Data rows —
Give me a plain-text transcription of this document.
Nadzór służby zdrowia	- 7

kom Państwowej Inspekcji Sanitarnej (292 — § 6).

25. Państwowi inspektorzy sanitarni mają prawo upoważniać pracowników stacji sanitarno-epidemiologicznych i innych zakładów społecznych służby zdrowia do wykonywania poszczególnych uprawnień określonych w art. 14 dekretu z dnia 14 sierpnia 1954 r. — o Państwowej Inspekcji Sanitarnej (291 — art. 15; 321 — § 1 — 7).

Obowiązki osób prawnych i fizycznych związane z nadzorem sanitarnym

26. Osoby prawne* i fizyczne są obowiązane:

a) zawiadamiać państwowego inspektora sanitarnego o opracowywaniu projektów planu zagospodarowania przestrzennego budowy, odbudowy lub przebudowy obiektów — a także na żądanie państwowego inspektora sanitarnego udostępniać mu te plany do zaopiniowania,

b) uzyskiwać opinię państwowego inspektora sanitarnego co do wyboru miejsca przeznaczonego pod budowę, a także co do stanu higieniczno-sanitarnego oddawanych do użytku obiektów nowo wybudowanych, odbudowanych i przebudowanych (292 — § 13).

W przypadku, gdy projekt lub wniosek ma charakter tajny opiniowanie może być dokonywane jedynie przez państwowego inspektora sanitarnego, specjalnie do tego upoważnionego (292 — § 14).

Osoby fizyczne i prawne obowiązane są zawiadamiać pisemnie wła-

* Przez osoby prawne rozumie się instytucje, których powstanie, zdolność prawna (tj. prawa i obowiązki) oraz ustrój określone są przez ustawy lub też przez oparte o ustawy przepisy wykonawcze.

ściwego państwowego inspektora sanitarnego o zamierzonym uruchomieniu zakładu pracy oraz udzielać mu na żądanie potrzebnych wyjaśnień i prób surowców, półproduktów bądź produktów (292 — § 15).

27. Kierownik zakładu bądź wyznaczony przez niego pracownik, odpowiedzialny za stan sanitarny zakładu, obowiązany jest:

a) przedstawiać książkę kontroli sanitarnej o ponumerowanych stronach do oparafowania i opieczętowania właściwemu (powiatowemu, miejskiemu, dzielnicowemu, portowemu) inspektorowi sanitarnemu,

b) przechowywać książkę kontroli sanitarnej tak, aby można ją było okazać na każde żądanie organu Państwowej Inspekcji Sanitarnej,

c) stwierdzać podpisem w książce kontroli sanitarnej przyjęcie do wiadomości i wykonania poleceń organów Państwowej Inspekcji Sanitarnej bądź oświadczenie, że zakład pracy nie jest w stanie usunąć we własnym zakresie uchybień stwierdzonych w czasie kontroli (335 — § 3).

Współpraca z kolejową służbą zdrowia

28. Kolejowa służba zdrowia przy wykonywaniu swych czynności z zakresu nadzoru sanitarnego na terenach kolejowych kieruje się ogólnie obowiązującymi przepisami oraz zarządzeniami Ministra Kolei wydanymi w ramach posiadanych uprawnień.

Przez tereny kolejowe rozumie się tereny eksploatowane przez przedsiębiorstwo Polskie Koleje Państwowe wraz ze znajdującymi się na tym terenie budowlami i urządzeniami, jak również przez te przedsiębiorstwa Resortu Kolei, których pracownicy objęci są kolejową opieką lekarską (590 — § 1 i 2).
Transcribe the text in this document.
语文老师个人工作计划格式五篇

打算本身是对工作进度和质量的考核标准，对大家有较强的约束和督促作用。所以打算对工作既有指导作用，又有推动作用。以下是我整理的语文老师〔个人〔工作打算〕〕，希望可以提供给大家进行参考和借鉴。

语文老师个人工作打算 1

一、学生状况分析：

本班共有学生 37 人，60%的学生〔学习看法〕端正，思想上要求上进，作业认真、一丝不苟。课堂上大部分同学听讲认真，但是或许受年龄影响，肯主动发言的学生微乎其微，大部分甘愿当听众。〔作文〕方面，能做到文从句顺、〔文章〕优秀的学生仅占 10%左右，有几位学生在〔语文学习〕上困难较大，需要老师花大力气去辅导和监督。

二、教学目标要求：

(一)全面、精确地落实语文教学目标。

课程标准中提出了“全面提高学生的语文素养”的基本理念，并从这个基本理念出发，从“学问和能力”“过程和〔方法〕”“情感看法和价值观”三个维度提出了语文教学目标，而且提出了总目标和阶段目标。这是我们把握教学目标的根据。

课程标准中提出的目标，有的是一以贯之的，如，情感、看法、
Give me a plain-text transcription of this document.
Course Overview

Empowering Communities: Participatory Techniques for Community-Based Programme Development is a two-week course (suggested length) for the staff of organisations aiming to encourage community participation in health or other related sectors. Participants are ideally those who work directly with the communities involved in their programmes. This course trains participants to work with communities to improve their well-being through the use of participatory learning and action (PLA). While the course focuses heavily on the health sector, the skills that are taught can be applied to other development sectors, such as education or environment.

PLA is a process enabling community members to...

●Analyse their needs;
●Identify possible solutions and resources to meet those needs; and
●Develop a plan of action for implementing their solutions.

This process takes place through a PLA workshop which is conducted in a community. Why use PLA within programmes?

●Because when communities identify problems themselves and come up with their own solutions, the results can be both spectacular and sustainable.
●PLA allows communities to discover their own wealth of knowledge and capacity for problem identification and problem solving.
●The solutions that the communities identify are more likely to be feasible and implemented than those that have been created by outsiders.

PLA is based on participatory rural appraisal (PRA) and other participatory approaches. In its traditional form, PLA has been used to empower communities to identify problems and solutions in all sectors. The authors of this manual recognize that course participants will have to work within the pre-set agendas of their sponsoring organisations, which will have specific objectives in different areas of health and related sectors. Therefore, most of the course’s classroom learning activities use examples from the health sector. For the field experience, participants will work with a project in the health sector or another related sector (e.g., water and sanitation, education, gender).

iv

The exercise — Extract each entry in full and write it down exactly.

Answer to the task —
Give me a plain-text transcription of this document.
Nadzór służby zdrowia	- 7

kom Państwowej Inspekcji Sanitarnej (292 — § 6).

25. Państwowi inspektorzy sanitarni mają prawo upoważniać pracowników stacji sanitarno-epidemiologicznych i innych zakładów społecznych służby zdrowia do wykonywania poszczególnych uprawnień określonych w art. 14 dekretu z dnia 14 sierpnia 1954 r. — o Państwowej Inspekcji Sanitarnej (291 — art. 15; 321 — § 1 — 7).

Obowiązki osób prawnych i fizycznych związane z nadzorem sanitarnym

26. Osoby prawne* i fizyczne są obowiązane:

a) zawiadamiać państwowego inspektora sanitarnego o opracowywaniu projektów planu zagospodarowania przestrzennego budowy, odbudowy lub przebudowy obiektów — a także na żądanie państwowego inspektora sanitarnego udostępniać mu te plany do zaopiniowania,

b) uzyskiwać opinię państwowego inspektora sanitarnego co do wyboru miejsca przeznaczonego pod budowę, a także co do stanu higieniczno-sanitarnego oddawanych do użytku obiektów nowo wybudowanych, odbudowanych i przebudowanych (292 — § 13).

W przypadku, gdy projekt lub wniosek ma charakter tajny opiniowanie może być dokonywane jedynie przez państwowego inspektora sanitarnego, specjalnie do tego upoważnionego (292 — § 14).

Osoby fizyczne i prawne obowiązane są zawiadamiać pisemnie wła-

* Przez osoby prawne rozumie się instytucje, których powstanie, zdolność prawna (tj. prawa i obowiązki) oraz ustrój określone są przez ustawy lub też przez oparte o ustawy przepisy wykonawcze.

ściwego państwowego inspektora sanitarnego o zamierzonym uruchomieniu zakładu pracy oraz udzielać mu na żądanie potrzebnych wyjaśnień i prób surowców, półproduktów bądź produktów (292 — § 15).

27. Kierownik zakładu bądź wyznaczony przez niego pracownik, odpowiedzialny za stan sanitarny zakładu, obowiązany jest:

a) przedstawiać książkę kontroli sanitarnej o ponumerowanych stronach do oparafowania i opieczętowania właściwemu (powiatowemu, miejskiemu, dzielnicowemu, portowemu) inspektorowi sanitarnemu,

b) przechowywać książkę kontroli sanitarnej tak, aby można ją było okazać na każde żądanie organu Państwowej Inspekcji Sanitarnej,

c) stwierdzać podpisem w książce kontroli sanitarnej przyjęcie do wiadomości i wykonania poleceń organów Państwowej Inspekcji Sanitarnej bądź oświadczenie, że zakład pracy nie jest w stanie usunąć we własnym zakresie uchybień stwierdzonych w czasie kontroli (335 — § 3).

Współpraca z kolejową służbą zdrowia

28. Kolejowa służba zdrowia przy wykonywaniu swych czynności z zakresu nadzoru sanitarnego na terenach kolejowych kieruje się ogólnie obowiązującymi przepisami oraz zarządzeniami Ministra Kolei wydanymi w ramach posiadanych uprawnień.

Przez tereny kolejowe rozumie się tereny eksploatowane przez przedsiębiorstwo Polskie Koleje Państwowe wraz ze znajdującymi się na tym terenie budowlami i urządzeniami, jak również przez te przedsiębiorstwa Resortu Kolei, których pracownicy objęci są kolejową opieką lekarską (590 — § 1 i 2).
Transcribe the text in this document.
语文老师个人工作计划格式五篇

打算本身是对工作进度和质量的考核标准，对大家有较强的约束和督促作用。所以打算对工作既有指导作用，又有推动作用。以下是我整理的语文老师〔个人〔工作打算〕〕，希望可以提供给大家进行参考和借鉴。

语文老师个人工作打算 1

一、学生状况分析：

本班共有学生 37 人，60%的学生〔学习看法〕端正，思想上要求上进，作业认真、一丝不苟。课堂上大部分同学听讲认真，但是或许受年龄影响，肯主动发言的学生微乎其微，大部分甘愿当听众。〔作文〕方面，能做到文从句顺、〔文章〕优秀的学生仅占 10%左右，有几位学生在〔语文学习〕上困难较大，需要老师花大力气去辅导和监督。

二、教学目标要求：

(一)全面、精确地落实语文教学目标。

课程标准中提出了“全面提高学生的语文素养”的基本理念，并从这个基本理念出发，从“学问和能力”“过程和〔方法〕”“情感看法和价值观”三个维度提出了语文教学目标，而且提出了总目标和阶段目标。这是我们把握教学目标的根据。

课程标准中提出的目标，有的是一以贯之的，如，情感、看法、
Give me a plain-text transcription of this document.
Course Overview

Empowering Communities: Participatory Techniques for Community-Based Programme Development is a two-week course (suggested length) for the staff of organisations aiming to encourage community participation in health or other related sectors. Participants are ideally those who work directly with the communities involved in their programmes. This course trains participants to work with communities to improve their well-being through the use of participatory learning and action (PLA). While the course focuses heavily on the health sector, the skills that are taught can be applied to other development sectors, such as education or environment.

PLA is a process enabling community members to...

●Analyse their needs;
●Identify possible solutions and resources to meet those needs; and
●Develop a plan of action for implementing their solutions.

This process takes place through a PLA workshop which is conducted in a community. Why use PLA within programmes?

●Because when communities identify problems themselves and come up with their own solutions, the results can be both spectacular and sustainable.
●PLA allows communities to discover their own wealth of knowledge and capacity for problem identification and problem solving.
●The solutions that the communities identify are more likely to be feasible and implemented than those that have been created by outsiders.

PLA is based on participatory rural appraisal (PRA) and other participatory approaches. In its traditional form, PLA has been used to empower communities to identify problems and solutions in all sectors. The authors of this manual recognize that course participants will have to work within the pre-set agendas of their sponsoring organisations, which will have specific objectives in different areas of health and related sectors. Therefore, most of the course’s classroom learning activities use examples from the health sector. For the field experience, participants will work with a project in the health sector or another related sector (e.g., water and sanitation, education, gender).

iv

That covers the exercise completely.